Dataset entries:
************
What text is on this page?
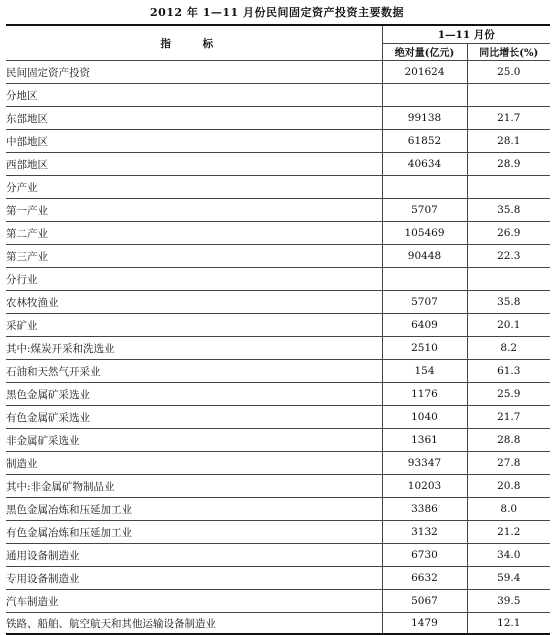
2012 年 1—11 月份民间固定资产投资主要数据
指 标	1—11 月份	
	绝对量(亿元)	同比增长(%)
民间固定资产投资	201624	25.0
分地区		
东部地区	99138	21.7
中部地区	61852	28.1
西部地区	40634	28.9
分产业		
第一产业	5707	35.8
第二产业	105469	26.9
第三产业	90448	22.3
分行业		
农林牧渔业	5707	35.8
采矿业	6409	20.1
其中:煤炭开采和洗选业	2510	8.2
石油和天然气开采业	154	61.3
黑色金属矿采选业	1176	25.9
有色金属矿采选业	1040	21.7
非金属矿采选业	1361	28.8
制造业	93347	27.8
其中:非金属矿物制品业	10203	20.8
黑色金属冶炼和压延加工业	3386	8.0
有色金属冶炼和压延加工业	3132	21.2
通用设备制造业	6730	34.0
专用设备制造业	6632	59.4
汽车制造业	5067	39.5
铁路、船舶、航空航天和其他运输设备制造业	1479	12.1
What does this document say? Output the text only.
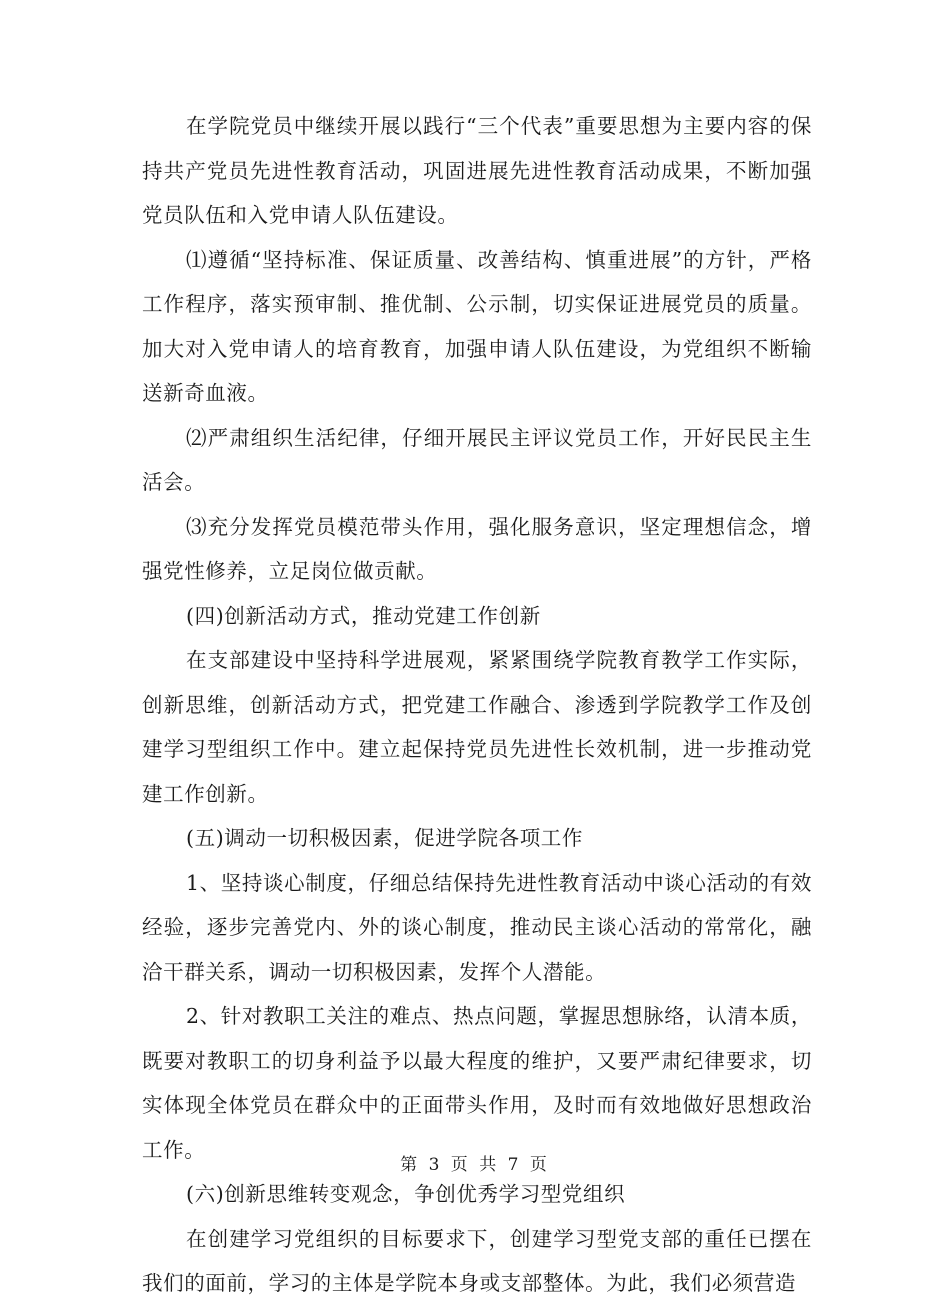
在学院党员中继续开展以践行“三个代表”重要思想为主要内容的保持共产党员先进性教育活动，巩固进展先进性教育活动成果，不断加强党员队伍和入党申请人队伍建设。

⑴遵循“坚持标准、保证质量、改善结构、慎重进展”的方针，严格工作程序，落实预审制、推优制、公示制，切实保证进展党员的质量。加大对入党申请人的培育教育，加强申请人队伍建设，为党组织不断输送新奇血液。

⑵严肃组织生活纪律，仔细开展民主评议党员工作，开好民民主生活会。

⑶充分发挥党员模范带头作用，强化服务意识，坚定理想信念，增强党性修养，立足岗位做贡献。

(四)创新活动方式，推动党建工作创新

在支部建设中坚持科学进展观，紧紧围绕学院教育教学工作实际，创新思维，创新活动方式，把党建工作融合、渗透到学院教学工作及创建学习型组织工作中。建立起保持党员先进性长效机制，进一步推动党建工作创新。

(五)调动一切积极因素，促进学院各项工作

1、坚持谈心制度，仔细总结保持先进性教育活动中谈心活动的有效经验，逐步完善党内、外的谈心制度，推动民主谈心活动的常常化，融洽干群关系，调动一切积极因素，发挥个人潜能。

2、针对教职工关注的难点、热点问题，掌握思想脉络，认清本质，既要对教职工的切身利益予以最大程度的维护，又要严肃纪律要求，切实体现全体党员在群众中的正面带头作用，及时而有效地做好思想政治工作。

(六)创新思维转变观念，争创优秀学习型党组织

在创建学习党组织的目标要求下，创建学习型党支部的重任已摆在我们的面前，学习的主体是学院本身或支部整体。为此，我们必须营造

第 3 页 共 7 页
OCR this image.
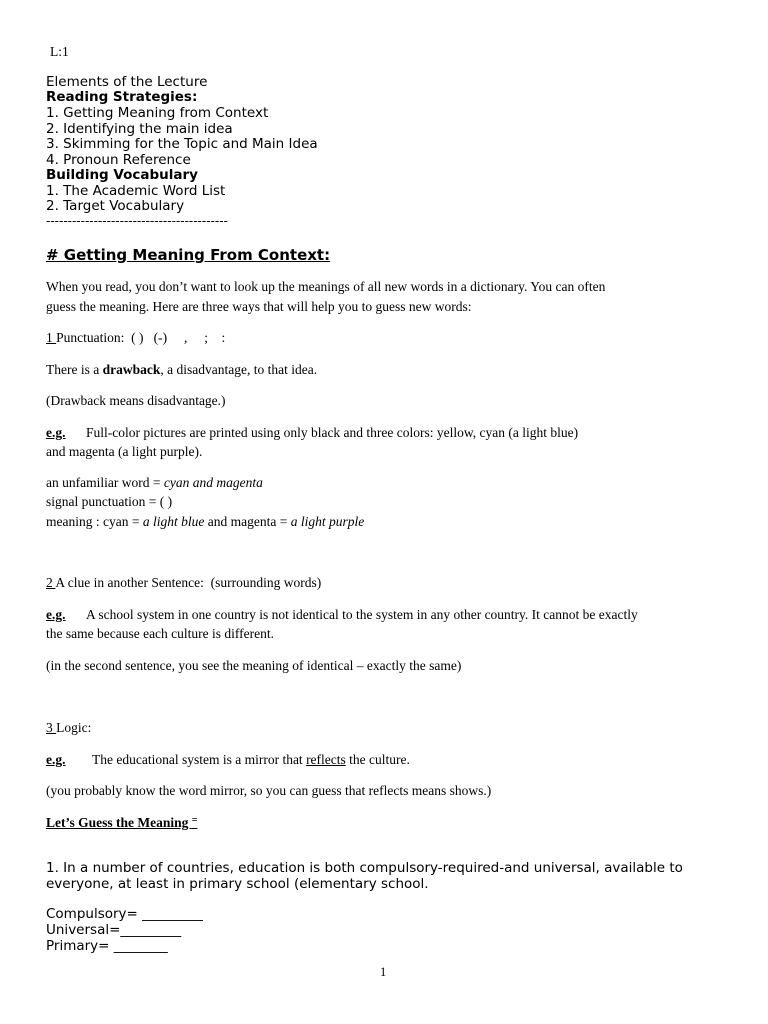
L:1
Elements of the Lecture
Reading Strategies:
1. Getting Meaning from Context
2. Identifying the main idea
3. Skimming for the Topic and Main Idea
4. Pronoun Reference
Building Vocabulary
1. The Academic Word List
2. Target Vocabulary
------------------------------------------
# Getting Meaning From Context:
When you read, you don’t want to look up the meanings of all new words in a dictionary. You can often
guess the meaning. Here are three ways that will help you to guess new words:
1 Punctuation: ( )   (-)     ,     ;    :
There is a drawback, a disadvantage, to that idea.
(Drawback means disadvantage.)
e.g. Full-color pictures are printed using only black and three colors: yellow, cyan (a light blue)
and magenta (a light purple).
an unfamiliar word = cyan and magenta
signal punctuation = ( )
meaning : cyan = a light blue and magenta = a light purple
2 A clue in another Sentence:  (surrounding words)
e.g. A school system in one country is not identical to the system in any other country. It cannot be exactly
the same because each culture is different.
(in the second sentence, you see the meaning of identical – exactly the same)
3 Logic:
e.g. The educational system is a mirror that reflects the culture.
(you probably know the word mirror, so you can guess that reflects means shows.)
Let’s Guess the Meaning =
1. In a number of countries, education is both compulsory-required-and universal, available to
everyone, at least in primary school (elementary school.
Compulsory= _________
Universal=_________
Primary= ________
1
************
TO BE DONE
Quote the data exactly, leaving every image out of the copy.

RESULT
What text is on this page?
2012 年 1—11 月份民间固定资产投资主要数据
指 标	1—11 月份	
	绝对量(亿元)	同比增长(%)
民间固定资产投资	201624	25.0
分地区		
东部地区	99138	21.7
中部地区	61852	28.1
西部地区	40634	28.9
分产业		
第一产业	5707	35.8
第二产业	105469	26.9
第三产业	90448	22.3
分行业		
农林牧渔业	5707	35.8
采矿业	6409	20.1
其中:煤炭开采和洗选业	2510	8.2
石油和天然气开采业	154	61.3
黑色金属矿采选业	1176	25.9
有色金属矿采选业	1040	21.7
非金属矿采选业	1361	28.8
制造业	93347	27.8
其中:非金属矿物制品业	10203	20.8
黑色金属冶炼和压延加工业	3386	8.0
有色金属冶炼和压延加工业	3132	21.2
通用设备制造业	6730	34.0
专用设备制造业	6632	59.4
汽车制造业	5067	39.5
铁路、船舶、航空航天和其他运输设备制造业	1479	12.1
What does this document say? Output the text only.
在学院党员中继续开展以践行“三个代表”重要思想为主要内容的保持共产党员先进性教育活动，巩固进展先进性教育活动成果，不断加强党员队伍和入党申请人队伍建设。

⑴遵循“坚持标准、保证质量、改善结构、慎重进展”的方针，严格工作程序，落实预审制、推优制、公示制，切实保证进展党员的质量。加大对入党申请人的培育教育，加强申请人队伍建设，为党组织不断输送新奇血液。

⑵严肃组织生活纪律，仔细开展民主评议党员工作，开好民民主生活会。

⑶充分发挥党员模范带头作用，强化服务意识，坚定理想信念，增强党性修养，立足岗位做贡献。

(四)创新活动方式，推动党建工作创新

在支部建设中坚持科学进展观，紧紧围绕学院教育教学工作实际，创新思维，创新活动方式，把党建工作融合、渗透到学院教学工作及创建学习型组织工作中。建立起保持党员先进性长效机制，进一步推动党建工作创新。

(五)调动一切积极因素，促进学院各项工作

1、坚持谈心制度，仔细总结保持先进性教育活动中谈心活动的有效经验，逐步完善党内、外的谈心制度，推动民主谈心活动的常常化，融洽干群关系，调动一切积极因素，发挥个人潜能。

2、针对教职工关注的难点、热点问题，掌握思想脉络，认清本质，既要对教职工的切身利益予以最大程度的维护，又要严肃纪律要求，切实体现全体党员在群众中的正面带头作用，及时而有效地做好思想政治工作。

(六)创新思维转变观念，争创优秀学习型党组织

在创建学习党组织的目标要求下，创建学习型党支部的重任已摆在我们的面前，学习的主体是学院本身或支部整体。为此，我们必须营造

第 3 页 共 7 页
OCR this image.
L:1
Elements of the Lecture
Reading Strategies:
1. Getting Meaning from Context
2. Identifying the main idea
3. Skimming for the Topic and Main Idea
4. Pronoun Reference
Building Vocabulary
1. The Academic Word List
2. Target Vocabulary
------------------------------------------
# Getting Meaning From Context:
When you read, you don’t want to look up the meanings of all new words in a dictionary. You can often
guess the meaning. Here are three ways that will help you to guess new words:
1 Punctuation: ( )   (-)     ,     ;    :
There is a drawback, a disadvantage, to that idea.
(Drawback means disadvantage.)
e.g. Full-color pictures are printed using only black and three colors: yellow, cyan (a light blue)
and magenta (a light purple).
an unfamiliar word = cyan and magenta
signal punctuation = ( )
meaning : cyan = a light blue and magenta = a light purple
2 A clue in another Sentence:  (surrounding words)
e.g. A school system in one country is not identical to the system in any other country. It cannot be exactly
the same because each culture is different.
(in the second sentence, you see the meaning of identical – exactly the same)
3 Logic:
e.g. The educational system is a mirror that reflects the culture.
(you probably know the word mirror, so you can guess that reflects means shows.)
Let’s Guess the Meaning =
1. In a number of countries, education is both compulsory-required-and universal, available to
everyone, at least in primary school (elementary school.
Compulsory= _________
Universal=_________
Primary= ________
1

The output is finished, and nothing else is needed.